## begin

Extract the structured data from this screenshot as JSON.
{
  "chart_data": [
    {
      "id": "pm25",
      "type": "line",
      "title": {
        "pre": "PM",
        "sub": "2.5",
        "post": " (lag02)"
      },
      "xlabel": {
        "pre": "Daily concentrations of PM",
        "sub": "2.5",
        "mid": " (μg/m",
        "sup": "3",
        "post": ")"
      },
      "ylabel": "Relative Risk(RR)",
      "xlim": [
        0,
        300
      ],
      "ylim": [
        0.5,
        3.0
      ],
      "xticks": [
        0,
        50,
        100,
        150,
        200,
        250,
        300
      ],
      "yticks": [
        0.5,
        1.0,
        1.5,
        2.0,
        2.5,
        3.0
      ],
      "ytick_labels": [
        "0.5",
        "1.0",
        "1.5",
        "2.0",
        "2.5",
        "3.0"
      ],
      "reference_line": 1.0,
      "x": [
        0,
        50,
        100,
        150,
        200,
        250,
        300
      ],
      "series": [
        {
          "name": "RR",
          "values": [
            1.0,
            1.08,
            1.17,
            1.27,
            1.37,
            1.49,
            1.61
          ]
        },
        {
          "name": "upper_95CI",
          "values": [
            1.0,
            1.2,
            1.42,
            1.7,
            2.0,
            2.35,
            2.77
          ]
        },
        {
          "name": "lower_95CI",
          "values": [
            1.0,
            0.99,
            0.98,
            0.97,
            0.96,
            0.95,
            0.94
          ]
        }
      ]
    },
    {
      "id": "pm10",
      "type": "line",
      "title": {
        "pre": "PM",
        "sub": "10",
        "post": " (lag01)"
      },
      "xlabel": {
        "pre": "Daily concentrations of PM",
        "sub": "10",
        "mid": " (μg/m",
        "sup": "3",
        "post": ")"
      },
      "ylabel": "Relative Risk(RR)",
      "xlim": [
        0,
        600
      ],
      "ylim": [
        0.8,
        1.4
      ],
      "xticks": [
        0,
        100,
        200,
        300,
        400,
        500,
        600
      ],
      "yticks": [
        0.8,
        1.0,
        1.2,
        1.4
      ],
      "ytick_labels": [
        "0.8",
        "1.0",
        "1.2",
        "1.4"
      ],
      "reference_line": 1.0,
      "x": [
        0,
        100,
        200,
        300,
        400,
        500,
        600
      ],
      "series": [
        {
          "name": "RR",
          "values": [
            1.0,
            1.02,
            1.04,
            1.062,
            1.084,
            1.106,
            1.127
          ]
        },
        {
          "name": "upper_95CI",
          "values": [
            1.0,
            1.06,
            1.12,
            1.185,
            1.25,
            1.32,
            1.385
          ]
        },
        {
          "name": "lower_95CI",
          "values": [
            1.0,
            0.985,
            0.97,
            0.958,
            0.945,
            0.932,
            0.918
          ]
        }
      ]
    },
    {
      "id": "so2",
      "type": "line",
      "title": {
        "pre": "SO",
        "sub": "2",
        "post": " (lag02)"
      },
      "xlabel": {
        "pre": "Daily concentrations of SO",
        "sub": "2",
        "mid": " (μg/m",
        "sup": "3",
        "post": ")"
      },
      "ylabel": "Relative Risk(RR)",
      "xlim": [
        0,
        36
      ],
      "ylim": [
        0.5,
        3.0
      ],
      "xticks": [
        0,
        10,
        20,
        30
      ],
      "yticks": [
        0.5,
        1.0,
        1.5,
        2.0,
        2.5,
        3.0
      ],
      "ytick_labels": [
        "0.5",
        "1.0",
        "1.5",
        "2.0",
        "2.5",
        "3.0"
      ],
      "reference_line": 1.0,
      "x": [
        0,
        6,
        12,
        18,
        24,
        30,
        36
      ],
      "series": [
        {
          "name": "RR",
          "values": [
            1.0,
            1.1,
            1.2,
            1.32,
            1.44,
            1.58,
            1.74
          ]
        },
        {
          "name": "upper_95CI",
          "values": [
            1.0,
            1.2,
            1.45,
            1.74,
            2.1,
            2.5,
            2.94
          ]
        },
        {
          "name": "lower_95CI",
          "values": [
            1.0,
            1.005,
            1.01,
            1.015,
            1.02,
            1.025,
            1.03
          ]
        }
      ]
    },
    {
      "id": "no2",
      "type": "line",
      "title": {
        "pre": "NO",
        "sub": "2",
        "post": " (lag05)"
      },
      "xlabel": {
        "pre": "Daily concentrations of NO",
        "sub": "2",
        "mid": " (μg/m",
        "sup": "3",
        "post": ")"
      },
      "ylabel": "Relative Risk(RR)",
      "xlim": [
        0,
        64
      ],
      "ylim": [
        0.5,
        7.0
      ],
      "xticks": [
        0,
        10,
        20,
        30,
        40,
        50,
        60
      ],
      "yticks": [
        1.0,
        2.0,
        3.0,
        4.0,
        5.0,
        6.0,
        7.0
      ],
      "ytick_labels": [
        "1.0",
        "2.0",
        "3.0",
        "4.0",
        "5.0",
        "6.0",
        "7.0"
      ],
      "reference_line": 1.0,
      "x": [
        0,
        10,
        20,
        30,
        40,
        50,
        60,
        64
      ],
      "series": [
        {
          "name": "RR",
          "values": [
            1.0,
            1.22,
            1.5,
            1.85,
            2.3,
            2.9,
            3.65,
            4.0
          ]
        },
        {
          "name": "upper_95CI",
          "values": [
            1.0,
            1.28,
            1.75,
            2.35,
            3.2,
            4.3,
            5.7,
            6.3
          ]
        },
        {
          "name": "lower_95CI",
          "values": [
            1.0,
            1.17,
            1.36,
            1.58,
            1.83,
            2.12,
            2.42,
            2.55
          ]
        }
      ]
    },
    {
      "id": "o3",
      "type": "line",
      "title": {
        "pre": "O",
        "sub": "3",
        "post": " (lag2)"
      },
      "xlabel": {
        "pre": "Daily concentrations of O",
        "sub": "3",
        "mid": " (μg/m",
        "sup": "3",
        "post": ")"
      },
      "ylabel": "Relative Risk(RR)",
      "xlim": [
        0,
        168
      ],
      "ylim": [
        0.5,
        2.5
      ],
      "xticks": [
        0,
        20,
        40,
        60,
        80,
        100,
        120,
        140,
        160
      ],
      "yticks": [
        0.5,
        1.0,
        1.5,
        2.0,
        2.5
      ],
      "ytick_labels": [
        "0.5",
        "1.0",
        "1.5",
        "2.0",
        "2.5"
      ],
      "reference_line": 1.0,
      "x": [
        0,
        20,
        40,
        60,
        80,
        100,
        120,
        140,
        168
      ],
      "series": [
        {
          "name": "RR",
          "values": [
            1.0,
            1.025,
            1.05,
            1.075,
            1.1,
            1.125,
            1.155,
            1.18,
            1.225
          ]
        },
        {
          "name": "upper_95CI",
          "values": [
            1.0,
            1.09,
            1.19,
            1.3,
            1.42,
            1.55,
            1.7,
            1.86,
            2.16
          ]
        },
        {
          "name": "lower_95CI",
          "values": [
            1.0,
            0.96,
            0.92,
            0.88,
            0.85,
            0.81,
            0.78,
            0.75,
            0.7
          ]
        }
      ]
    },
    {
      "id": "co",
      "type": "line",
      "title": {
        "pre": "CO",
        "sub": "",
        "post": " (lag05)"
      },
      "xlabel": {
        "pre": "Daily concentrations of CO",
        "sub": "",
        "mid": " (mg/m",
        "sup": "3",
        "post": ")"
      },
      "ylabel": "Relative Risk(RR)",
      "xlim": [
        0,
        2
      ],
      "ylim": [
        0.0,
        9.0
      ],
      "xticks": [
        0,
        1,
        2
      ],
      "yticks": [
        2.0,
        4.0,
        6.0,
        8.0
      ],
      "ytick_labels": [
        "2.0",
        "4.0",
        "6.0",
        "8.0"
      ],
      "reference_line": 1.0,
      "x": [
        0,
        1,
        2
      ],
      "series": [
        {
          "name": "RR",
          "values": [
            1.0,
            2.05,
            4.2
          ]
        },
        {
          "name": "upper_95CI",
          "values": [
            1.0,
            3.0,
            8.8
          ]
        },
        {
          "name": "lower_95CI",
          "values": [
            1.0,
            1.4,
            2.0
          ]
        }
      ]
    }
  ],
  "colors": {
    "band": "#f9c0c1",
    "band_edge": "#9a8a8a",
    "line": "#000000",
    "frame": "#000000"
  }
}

## end

● **THE EXERCISE**: How many lines in the records above contain the word "concentrations"? Reply with the number alone.

● **RESPONSE TO THIS EXERCISE**: 6